>> Start Data provided

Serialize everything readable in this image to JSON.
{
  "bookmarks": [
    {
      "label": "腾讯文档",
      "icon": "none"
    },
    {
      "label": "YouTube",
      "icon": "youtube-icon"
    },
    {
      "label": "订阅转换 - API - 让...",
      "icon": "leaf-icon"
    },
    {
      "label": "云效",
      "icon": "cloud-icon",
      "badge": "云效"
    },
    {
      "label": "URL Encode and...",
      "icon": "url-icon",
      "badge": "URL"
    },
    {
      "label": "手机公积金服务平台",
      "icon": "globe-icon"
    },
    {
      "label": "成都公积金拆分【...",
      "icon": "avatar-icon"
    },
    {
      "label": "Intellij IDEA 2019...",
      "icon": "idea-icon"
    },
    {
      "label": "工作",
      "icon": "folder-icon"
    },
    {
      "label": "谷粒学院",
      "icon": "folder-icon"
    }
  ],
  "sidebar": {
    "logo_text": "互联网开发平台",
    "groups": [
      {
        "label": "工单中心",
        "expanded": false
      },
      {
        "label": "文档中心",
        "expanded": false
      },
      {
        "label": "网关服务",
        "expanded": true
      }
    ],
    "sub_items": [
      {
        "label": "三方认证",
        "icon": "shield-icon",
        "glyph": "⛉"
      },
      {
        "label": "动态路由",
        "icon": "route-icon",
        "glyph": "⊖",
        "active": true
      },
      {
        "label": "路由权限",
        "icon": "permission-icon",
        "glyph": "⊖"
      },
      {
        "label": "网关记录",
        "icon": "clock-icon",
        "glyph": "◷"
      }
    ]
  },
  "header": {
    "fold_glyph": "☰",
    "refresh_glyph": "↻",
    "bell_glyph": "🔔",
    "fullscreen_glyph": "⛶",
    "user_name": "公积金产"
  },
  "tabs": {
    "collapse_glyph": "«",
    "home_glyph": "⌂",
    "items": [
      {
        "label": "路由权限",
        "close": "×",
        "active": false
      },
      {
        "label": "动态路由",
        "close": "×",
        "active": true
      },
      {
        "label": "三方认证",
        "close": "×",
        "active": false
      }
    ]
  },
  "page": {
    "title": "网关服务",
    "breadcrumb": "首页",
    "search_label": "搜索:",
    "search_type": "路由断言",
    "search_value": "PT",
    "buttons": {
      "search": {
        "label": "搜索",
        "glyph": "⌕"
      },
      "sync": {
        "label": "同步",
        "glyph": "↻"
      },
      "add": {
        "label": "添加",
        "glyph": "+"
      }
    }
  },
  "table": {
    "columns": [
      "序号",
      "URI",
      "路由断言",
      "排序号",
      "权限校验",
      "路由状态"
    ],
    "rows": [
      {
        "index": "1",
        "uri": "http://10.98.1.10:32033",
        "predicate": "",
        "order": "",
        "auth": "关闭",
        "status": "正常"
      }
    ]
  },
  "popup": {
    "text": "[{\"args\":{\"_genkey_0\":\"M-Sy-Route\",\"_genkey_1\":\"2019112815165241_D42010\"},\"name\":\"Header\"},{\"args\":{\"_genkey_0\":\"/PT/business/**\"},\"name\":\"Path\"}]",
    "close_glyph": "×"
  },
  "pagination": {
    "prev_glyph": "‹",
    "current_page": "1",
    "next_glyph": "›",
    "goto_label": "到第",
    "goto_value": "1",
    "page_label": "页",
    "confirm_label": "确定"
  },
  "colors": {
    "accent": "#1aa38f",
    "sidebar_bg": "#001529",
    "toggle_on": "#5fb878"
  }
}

>> End Data provided

• _What is asked_
Each record should come back exactly as written.

• _Result_
Serialize everything readable in this image to JSON.
{
  "bookmarks": [
    {
      "label": "腾讯文档",
      "icon": "none"
    },
    {
      "label": "YouTube",
      "icon": "youtube-icon"
    },
    {
      "label": "订阅转换 - API - 让...",
      "icon": "leaf-icon"
    },
    {
      "label": "云效",
      "icon": "cloud-icon",
      "badge": "云效"
    },
    {
      "label": "URL Encode and...",
      "icon": "url-icon",
      "badge": "URL"
    },
    {
      "label": "手机公积金服务平台",
      "icon": "globe-icon"
    },
    {
      "label": "成都公积金拆分【...",
      "icon": "avatar-icon"
    },
    {
      "label": "Intellij IDEA 2019...",
      "icon": "idea-icon"
    },
    {
      "label": "工作",
      "icon": "folder-icon"
    },
    {
      "label": "谷粒学院",
      "icon": "folder-icon"
    }
  ],
  "sidebar": {
    "logo_text": "互联网开发平台",
    "groups": [
      {
        "label": "工单中心",
        "expanded": false
      },
      {
        "label": "文档中心",
        "expanded": false
      },
      {
        "label": "网关服务",
        "expanded": true
      }
    ],
    "sub_items": [
      {
        "label": "三方认证",
        "icon": "shield-icon",
        "glyph": "⛉"
      },
      {
        "label": "动态路由",
        "icon": "route-icon",
        "glyph": "⊖",
        "active": true
      },
      {
        "label": "路由权限",
        "icon": "permission-icon",
        "glyph": "⊖"
      },
      {
        "label": "网关记录",
        "icon": "clock-icon",
        "glyph": "◷"
      }
    ]
  },
  "header": {
    "fold_glyph": "☰",
    "refresh_glyph": "↻",
    "bell_glyph": "🔔",
    "fullscreen_glyph": "⛶",
    "user_name": "公积金产"
  },
  "tabs": {
    "collapse_glyph": "«",
    "home_glyph": "⌂",
    "items": [
      {
        "label": "路由权限",
        "close": "×",
        "active": false
      },
      {
        "label": "动态路由",
        "close": "×",
        "active": true
      },
      {
        "label": "三方认证",
        "close": "×",
        "active": false
      }
    ]
  },
  "page": {
    "title": "网关服务",
    "breadcrumb": "首页",
    "search_label": "搜索:",
    "search_type": "路由断言",
    "search_value": "PT",
    "buttons": {
      "search": {
        "label": "搜索",
        "glyph": "⌕"
      },
      "sync": {
        "label": "同步",
        "glyph": "↻"
      },
      "add": {
        "label": "添加",
        "glyph": "+"
      }
    }
  },
  "table": {
    "columns": [
      "序号",
      "URI",
      "路由断言",
      "排序号",
      "权限校验",
      "路由状态"
    ],
    "rows": [
      {
        "index": "1",
        "uri": "http://10.98.1.10:32033",
        "predicate": "",
        "order": "",
        "auth": "关闭",
        "status": "正常"
      }
    ]
  },
  "popup": {
    "text": "[{\"args\":{\"_genkey_0\":\"M-Sy-Route\",\"_genkey_1\":\"2019112815165241_D42010\"},\"name\":\"Header\"},{\"args\":{\"_genkey_0\":\"/PT/business/**\"},\"name\":\"Path\"}]",
    "close_glyph": "×"
  },
  "pagination": {
    "prev_glyph": "‹",
    "current_page": "1",
    "next_glyph": "›",
    "goto_label": "到第",
    "goto_value": "1",
    "page_label": "页",
    "confirm_label": "确定"
  },
  "colors": {
    "accent": "#1aa38f",
    "sidebar_bg": "#001529",
    "toggle_on": "#5fb878"
  }
}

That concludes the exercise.